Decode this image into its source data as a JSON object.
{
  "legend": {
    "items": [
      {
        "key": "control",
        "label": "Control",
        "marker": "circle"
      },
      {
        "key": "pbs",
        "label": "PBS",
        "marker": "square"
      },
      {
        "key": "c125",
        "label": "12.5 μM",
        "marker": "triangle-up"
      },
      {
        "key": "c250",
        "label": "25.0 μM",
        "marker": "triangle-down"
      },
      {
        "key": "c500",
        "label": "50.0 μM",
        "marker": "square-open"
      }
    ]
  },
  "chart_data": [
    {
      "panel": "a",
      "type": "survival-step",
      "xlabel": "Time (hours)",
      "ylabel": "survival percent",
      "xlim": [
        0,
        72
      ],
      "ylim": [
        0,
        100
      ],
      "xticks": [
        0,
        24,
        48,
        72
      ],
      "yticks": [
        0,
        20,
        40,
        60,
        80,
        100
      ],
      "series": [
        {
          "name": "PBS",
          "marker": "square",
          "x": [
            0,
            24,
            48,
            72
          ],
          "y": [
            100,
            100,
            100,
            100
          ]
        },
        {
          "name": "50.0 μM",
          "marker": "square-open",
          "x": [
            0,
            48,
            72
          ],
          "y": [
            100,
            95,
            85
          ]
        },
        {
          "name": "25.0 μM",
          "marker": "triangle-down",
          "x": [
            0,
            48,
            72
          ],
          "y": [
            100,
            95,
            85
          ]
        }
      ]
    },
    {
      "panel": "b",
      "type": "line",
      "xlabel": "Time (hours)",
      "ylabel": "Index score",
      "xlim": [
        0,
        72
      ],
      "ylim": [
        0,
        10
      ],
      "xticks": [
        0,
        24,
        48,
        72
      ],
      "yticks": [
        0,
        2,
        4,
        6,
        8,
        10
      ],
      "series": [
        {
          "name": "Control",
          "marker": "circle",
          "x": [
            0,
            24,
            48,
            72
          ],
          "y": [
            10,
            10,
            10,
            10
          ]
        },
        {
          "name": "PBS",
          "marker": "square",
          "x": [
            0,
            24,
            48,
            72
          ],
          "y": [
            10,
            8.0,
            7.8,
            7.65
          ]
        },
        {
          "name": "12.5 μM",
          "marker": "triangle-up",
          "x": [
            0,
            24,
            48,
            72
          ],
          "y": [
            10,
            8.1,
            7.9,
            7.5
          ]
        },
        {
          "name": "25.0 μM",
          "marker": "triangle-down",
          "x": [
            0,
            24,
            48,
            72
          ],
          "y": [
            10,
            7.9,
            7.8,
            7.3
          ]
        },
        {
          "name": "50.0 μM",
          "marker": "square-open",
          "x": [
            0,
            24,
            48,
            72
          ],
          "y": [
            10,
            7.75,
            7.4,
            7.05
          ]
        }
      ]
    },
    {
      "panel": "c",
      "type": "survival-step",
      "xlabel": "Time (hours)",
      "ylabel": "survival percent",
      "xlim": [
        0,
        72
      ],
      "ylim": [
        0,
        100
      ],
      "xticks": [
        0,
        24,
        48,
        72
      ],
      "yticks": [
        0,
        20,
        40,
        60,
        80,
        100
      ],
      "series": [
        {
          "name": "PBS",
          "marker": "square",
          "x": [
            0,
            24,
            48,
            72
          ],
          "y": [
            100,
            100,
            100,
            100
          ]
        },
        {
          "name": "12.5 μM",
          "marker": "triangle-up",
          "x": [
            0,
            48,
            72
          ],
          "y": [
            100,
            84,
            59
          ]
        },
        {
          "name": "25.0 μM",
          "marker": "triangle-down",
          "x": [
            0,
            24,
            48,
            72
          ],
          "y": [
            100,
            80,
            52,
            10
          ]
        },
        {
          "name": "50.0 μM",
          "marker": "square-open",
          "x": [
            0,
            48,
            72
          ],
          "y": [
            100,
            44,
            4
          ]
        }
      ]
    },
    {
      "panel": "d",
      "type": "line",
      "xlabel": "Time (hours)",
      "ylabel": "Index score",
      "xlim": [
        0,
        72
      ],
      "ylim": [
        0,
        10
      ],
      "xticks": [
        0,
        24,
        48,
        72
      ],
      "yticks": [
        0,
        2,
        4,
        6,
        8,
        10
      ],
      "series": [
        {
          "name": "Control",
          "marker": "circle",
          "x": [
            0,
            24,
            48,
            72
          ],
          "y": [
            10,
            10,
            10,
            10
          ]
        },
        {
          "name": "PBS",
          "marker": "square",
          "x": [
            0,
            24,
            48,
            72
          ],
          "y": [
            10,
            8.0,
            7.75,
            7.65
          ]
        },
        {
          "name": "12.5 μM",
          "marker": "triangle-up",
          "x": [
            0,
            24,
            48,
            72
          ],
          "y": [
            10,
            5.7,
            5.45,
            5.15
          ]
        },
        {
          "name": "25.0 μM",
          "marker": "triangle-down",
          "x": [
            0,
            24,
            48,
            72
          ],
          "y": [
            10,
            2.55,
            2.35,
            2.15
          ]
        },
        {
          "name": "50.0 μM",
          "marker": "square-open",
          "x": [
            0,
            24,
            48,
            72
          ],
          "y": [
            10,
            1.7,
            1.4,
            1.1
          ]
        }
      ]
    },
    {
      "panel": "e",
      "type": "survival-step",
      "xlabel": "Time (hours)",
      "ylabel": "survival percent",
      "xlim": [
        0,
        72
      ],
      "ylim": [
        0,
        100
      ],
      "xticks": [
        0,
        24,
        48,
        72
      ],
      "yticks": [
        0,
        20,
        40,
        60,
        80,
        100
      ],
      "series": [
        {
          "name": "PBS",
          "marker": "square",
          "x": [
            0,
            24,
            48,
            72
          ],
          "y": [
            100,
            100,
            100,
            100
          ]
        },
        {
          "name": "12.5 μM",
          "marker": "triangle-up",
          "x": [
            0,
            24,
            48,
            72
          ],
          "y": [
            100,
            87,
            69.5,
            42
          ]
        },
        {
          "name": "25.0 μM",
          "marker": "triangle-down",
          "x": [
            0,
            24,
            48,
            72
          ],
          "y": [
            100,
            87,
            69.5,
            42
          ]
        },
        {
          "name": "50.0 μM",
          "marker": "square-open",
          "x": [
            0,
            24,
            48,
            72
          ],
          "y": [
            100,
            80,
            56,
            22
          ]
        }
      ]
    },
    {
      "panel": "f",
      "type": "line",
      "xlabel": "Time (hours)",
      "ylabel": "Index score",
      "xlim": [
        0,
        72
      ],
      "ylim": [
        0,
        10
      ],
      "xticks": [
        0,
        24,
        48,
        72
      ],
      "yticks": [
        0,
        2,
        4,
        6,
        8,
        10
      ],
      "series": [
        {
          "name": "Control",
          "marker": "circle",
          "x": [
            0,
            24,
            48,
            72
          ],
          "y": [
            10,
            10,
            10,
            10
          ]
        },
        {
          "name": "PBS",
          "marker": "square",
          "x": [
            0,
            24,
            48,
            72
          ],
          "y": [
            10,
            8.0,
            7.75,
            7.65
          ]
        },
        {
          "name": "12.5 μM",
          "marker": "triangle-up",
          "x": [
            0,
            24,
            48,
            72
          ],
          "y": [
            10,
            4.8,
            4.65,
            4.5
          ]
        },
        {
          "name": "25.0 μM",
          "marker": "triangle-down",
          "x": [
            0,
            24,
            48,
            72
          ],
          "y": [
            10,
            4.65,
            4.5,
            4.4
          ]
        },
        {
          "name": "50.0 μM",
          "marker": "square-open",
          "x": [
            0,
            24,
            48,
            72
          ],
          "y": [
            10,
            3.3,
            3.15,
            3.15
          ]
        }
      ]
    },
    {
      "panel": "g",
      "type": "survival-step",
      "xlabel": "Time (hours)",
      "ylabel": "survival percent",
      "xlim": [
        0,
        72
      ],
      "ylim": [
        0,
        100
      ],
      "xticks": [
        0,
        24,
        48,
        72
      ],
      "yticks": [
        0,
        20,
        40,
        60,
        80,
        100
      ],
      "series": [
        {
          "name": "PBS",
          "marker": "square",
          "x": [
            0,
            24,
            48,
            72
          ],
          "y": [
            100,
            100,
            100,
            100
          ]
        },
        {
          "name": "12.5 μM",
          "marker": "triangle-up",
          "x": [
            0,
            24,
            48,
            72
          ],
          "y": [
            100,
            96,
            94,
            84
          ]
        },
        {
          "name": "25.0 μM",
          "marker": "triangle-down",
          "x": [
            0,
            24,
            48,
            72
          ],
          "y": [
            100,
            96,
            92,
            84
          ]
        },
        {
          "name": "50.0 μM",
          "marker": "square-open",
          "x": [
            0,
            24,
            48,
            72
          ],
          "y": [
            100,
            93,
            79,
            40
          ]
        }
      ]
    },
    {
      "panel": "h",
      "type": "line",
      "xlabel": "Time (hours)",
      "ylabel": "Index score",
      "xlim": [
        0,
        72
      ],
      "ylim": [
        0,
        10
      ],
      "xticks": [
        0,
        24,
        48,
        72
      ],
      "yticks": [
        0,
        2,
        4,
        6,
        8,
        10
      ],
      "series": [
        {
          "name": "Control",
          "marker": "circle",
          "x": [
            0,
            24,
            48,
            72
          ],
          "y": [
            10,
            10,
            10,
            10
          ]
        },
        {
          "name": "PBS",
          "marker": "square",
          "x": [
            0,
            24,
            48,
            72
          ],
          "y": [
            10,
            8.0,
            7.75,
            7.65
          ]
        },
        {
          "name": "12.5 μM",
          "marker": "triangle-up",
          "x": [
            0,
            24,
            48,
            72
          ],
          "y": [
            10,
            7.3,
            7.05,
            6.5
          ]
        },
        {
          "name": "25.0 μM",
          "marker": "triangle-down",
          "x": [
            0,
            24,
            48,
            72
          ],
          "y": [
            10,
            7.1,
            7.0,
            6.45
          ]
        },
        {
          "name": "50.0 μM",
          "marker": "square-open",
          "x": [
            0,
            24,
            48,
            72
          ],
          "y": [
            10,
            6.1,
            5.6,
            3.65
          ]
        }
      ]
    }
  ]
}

* * * * * * * * *

● **What you will do**
List all lines in the material containing the string "panel".

● **Task answer**
      "panel": "a",
      "panel": "b",
      "panel": "c",
      "panel": "d",
      "panel": "e",
      "panel": "f",
      "panel": "g",
      "panel": "h",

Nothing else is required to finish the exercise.